Tell how many lines in these records contain the string "有偿使用收入", with only the number as the reply.

Dataset records
'''

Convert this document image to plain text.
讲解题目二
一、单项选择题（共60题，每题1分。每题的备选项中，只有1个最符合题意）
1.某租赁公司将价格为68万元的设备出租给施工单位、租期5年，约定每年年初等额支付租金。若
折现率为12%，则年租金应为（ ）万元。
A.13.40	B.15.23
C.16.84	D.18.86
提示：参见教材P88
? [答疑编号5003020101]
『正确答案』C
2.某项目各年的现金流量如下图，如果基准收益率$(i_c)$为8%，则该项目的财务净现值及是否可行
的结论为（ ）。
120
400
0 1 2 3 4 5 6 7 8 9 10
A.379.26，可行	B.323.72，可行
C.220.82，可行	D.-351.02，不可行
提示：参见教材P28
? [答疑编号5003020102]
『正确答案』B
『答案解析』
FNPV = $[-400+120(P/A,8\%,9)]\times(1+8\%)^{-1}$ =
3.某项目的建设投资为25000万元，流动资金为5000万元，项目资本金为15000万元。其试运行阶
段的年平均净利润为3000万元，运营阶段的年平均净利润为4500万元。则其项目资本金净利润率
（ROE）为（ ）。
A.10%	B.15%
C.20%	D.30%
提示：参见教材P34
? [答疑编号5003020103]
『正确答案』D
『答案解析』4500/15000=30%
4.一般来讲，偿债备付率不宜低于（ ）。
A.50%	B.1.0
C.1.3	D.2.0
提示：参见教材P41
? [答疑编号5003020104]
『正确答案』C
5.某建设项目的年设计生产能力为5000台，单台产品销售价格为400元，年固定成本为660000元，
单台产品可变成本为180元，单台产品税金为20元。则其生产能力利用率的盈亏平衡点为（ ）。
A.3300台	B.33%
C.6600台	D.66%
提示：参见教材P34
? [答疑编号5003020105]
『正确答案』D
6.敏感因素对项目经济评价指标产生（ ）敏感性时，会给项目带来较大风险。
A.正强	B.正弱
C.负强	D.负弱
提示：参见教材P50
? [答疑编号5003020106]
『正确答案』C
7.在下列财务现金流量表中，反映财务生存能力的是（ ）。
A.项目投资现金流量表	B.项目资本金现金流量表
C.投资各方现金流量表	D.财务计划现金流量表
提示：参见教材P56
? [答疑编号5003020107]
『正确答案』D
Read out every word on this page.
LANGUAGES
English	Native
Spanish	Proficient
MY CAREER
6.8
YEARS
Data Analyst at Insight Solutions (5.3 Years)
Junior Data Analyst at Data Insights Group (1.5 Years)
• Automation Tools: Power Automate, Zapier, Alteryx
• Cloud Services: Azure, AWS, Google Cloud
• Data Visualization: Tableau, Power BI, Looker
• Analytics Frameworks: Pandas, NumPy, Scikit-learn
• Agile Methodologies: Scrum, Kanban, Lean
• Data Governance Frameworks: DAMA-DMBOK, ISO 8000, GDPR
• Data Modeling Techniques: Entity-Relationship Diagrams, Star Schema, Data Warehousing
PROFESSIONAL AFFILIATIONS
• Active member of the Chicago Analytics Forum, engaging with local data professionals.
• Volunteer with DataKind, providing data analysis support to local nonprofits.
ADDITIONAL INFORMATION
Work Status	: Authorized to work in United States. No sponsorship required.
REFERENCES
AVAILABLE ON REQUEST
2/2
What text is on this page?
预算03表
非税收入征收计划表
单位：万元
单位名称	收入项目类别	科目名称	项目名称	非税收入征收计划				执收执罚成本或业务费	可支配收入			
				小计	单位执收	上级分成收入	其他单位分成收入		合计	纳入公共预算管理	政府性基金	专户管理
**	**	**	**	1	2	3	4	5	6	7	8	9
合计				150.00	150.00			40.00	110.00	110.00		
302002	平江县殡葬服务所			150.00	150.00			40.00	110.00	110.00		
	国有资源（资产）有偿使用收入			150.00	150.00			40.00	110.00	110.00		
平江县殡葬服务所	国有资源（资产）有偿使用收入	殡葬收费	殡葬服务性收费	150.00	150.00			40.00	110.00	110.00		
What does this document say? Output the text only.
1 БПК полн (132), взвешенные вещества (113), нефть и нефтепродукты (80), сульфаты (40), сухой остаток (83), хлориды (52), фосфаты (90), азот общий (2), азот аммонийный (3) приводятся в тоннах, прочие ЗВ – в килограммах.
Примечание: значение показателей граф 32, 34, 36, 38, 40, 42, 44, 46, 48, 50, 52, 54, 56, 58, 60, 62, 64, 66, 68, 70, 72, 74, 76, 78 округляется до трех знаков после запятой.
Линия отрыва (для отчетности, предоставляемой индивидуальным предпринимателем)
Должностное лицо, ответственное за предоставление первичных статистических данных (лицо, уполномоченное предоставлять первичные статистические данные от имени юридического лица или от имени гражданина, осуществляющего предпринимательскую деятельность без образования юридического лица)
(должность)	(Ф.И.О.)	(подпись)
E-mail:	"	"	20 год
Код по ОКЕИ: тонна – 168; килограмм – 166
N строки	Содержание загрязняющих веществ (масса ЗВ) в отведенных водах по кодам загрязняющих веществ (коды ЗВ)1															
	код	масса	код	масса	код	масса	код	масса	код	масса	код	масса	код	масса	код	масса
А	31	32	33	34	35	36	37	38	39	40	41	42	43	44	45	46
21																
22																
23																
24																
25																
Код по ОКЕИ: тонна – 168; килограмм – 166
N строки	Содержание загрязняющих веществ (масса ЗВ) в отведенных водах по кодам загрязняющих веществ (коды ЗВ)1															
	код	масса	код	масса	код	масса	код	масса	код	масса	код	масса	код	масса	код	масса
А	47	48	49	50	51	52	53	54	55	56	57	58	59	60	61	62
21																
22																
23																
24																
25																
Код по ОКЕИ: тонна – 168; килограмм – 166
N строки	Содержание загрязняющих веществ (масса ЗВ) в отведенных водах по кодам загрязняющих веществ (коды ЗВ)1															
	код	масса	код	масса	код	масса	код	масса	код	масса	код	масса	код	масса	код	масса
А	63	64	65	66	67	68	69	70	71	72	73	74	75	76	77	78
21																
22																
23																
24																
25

'''

_CORRECT ANSWER_
2